Without the pictures, output the records below word for word.

[Dataset rows]
+++

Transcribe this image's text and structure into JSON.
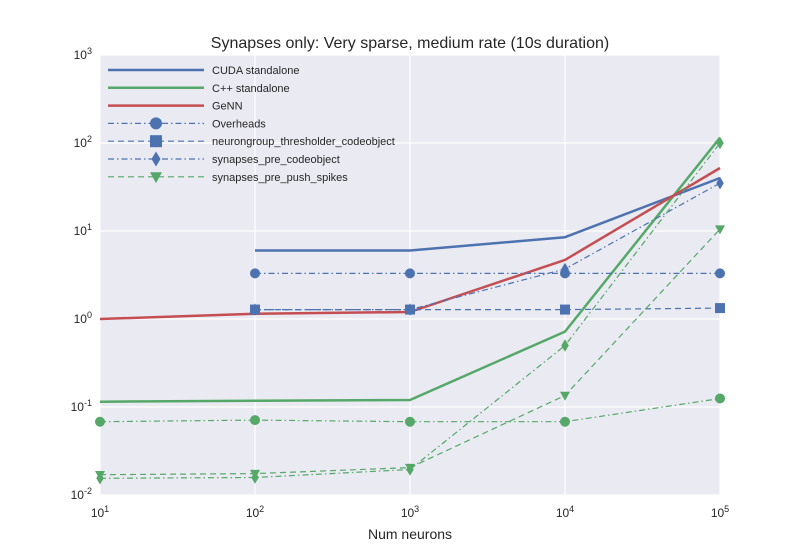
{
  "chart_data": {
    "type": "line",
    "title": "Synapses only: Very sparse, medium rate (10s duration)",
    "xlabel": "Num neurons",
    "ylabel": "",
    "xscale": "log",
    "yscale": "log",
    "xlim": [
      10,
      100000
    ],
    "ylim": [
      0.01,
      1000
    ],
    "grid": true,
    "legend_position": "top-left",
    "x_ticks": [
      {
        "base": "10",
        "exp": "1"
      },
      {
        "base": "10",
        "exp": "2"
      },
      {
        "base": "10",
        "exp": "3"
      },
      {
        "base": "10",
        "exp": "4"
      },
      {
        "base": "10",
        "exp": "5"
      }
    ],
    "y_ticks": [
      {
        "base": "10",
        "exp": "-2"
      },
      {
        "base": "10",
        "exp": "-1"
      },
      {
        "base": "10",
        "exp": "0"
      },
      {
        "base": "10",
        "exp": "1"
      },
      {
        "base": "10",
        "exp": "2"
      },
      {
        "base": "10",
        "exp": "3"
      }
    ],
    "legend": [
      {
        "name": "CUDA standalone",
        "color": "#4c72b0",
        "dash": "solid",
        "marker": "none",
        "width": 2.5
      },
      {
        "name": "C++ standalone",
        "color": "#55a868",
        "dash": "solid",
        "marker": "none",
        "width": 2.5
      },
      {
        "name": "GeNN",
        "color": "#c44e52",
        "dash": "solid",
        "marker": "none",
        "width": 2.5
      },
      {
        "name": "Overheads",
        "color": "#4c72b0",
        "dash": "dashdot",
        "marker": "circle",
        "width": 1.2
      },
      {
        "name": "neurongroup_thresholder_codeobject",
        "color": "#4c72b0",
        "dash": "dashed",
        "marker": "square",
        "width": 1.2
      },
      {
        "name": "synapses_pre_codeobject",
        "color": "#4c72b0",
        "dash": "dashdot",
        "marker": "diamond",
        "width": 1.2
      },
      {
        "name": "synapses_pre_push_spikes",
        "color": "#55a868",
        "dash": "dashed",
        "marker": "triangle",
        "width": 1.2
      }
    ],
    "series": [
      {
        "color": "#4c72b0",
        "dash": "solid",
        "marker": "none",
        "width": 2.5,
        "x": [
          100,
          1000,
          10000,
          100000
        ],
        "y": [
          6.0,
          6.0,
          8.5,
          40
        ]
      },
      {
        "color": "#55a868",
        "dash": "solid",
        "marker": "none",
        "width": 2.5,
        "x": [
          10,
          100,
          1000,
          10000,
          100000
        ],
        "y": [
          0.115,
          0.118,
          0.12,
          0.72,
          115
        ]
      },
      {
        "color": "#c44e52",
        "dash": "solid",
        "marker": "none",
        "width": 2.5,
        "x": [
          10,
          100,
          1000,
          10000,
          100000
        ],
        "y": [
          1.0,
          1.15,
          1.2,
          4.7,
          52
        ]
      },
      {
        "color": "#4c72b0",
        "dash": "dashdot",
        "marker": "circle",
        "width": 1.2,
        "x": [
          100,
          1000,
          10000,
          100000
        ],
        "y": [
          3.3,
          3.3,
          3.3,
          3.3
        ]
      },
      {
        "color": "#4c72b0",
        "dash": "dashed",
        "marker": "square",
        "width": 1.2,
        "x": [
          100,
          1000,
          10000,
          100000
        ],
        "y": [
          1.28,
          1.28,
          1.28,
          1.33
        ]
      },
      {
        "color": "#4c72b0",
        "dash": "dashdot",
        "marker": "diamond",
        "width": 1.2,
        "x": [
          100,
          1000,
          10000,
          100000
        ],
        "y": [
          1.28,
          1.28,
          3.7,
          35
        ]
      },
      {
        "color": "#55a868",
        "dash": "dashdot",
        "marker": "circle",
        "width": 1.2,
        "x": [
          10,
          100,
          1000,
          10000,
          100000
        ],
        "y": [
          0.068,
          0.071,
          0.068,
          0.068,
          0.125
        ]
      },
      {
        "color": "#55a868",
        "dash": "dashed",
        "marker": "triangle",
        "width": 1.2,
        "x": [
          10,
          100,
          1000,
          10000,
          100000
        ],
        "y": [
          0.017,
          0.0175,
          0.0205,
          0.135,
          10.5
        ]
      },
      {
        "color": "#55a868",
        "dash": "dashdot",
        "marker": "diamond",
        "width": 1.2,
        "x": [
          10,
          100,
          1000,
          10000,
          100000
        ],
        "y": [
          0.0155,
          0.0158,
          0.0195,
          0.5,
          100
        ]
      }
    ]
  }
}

+++

» **Result for this task**
Transcribe this image's text and structure into JSON.
{
  "chart_data": {
    "type": "line",
    "title": "Synapses only: Very sparse, medium rate (10s duration)",
    "xlabel": "Num neurons",
    "ylabel": "",
    "xscale": "log",
    "yscale": "log",
    "xlim": [
      10,
      100000
    ],
    "ylim": [
      0.01,
      1000
    ],
    "grid": true,
    "legend_position": "top-left",
    "x_ticks": [
      {
        "base": "10",
        "exp": "1"
      },
      {
        "base": "10",
        "exp": "2"
      },
      {
        "base": "10",
        "exp": "3"
      },
      {
        "base": "10",
        "exp": "4"
      },
      {
        "base": "10",
        "exp": "5"
      }
    ],
    "y_ticks": [
      {
        "base": "10",
        "exp": "-2"
      },
      {
        "base": "10",
        "exp": "-1"
      },
      {
        "base": "10",
        "exp": "0"
      },
      {
        "base": "10",
        "exp": "1"
      },
      {
        "base": "10",
        "exp": "2"
      },
      {
        "base": "10",
        "exp": "3"
      }
    ],
    "legend": [
      {
        "name": "CUDA standalone",
        "color": "#4c72b0",
        "dash": "solid",
        "marker": "none",
        "width": 2.5
      },
      {
        "name": "C++ standalone",
        "color": "#55a868",
        "dash": "solid",
        "marker": "none",
        "width": 2.5
      },
      {
        "name": "GeNN",
        "color": "#c44e52",
        "dash": "solid",
        "marker": "none",
        "width": 2.5
      },
      {
        "name": "Overheads",
        "color": "#4c72b0",
        "dash": "dashdot",
        "marker": "circle",
        "width": 1.2
      },
      {
        "name": "neurongroup_thresholder_codeobject",
        "color": "#4c72b0",
        "dash": "dashed",
        "marker": "square",
        "width": 1.2
      },
      {
        "name": "synapses_pre_codeobject",
        "color": "#4c72b0",
        "dash": "dashdot",
        "marker": "diamond",
        "width": 1.2
      },
      {
        "name": "synapses_pre_push_spikes",
        "color": "#55a868",
        "dash": "dashed",
        "marker": "triangle",
        "width": 1.2
      }
    ],
    "series": [
      {
        "color": "#4c72b0",
        "dash": "solid",
        "marker": "none",
        "width": 2.5,
        "x": [
          100,
          1000,
          10000,
          100000
        ],
        "y": [
          6.0,
          6.0,
          8.5,
          40
        ]
      },
      {
        "color": "#55a868",
        "dash": "solid",
        "marker": "none",
        "width": 2.5,
        "x": [
          10,
          100,
          1000,
          10000,
          100000
        ],
        "y": [
          0.115,
          0.118,
          0.12,
          0.72,
          115
        ]
      },
      {
        "color": "#c44e52",
        "dash": "solid",
        "marker": "none",
        "width": 2.5,
        "x": [
          10,
          100,
          1000,
          10000,
          100000
        ],
        "y": [
          1.0,
          1.15,
          1.2,
          4.7,
          52
        ]
      },
      {
        "color": "#4c72b0",
        "dash": "dashdot",
        "marker": "circle",
        "width": 1.2,
        "x": [
          100,
          1000,
          10000,
          100000
        ],
        "y": [
          3.3,
          3.3,
          3.3,
          3.3
        ]
      },
      {
        "color": "#4c72b0",
        "dash": "dashed",
        "marker": "square",
        "width": 1.2,
        "x": [
          100,
          1000,
          10000,
          100000
        ],
        "y": [
          1.28,
          1.28,
          1.28,
          1.33
        ]
      },
      {
        "color": "#4c72b0",
        "dash": "dashdot",
        "marker": "diamond",
        "width": 1.2,
        "x": [
          100,
          1000,
          10000,
          100000
        ],
        "y": [
          1.28,
          1.28,
          3.7,
          35
        ]
      },
      {
        "color": "#55a868",
        "dash": "dashdot",
        "marker": "circle",
        "width": 1.2,
        "x": [
          10,
          100,
          1000,
          10000,
          100000
        ],
        "y": [
          0.068,
          0.071,
          0.068,
          0.068,
          0.125
        ]
      },
      {
        "color": "#55a868",
        "dash": "dashed",
        "marker": "triangle",
        "width": 1.2,
        "x": [
          10,
          100,
          1000,
          10000,
          100000
        ],
        "y": [
          0.017,
          0.0175,
          0.0205,
          0.135,
          10.5
        ]
      },
      {
        "color": "#55a868",
        "dash": "dashdot",
        "marker": "diamond",
        "width": 1.2,
        "x": [
          10,
          100,
          1000,
          10000,
          100000
        ],
        "y": [
          0.0155,
          0.0158,
          0.0195,
          0.5,
          100
        ]
      }
    ]
  }
}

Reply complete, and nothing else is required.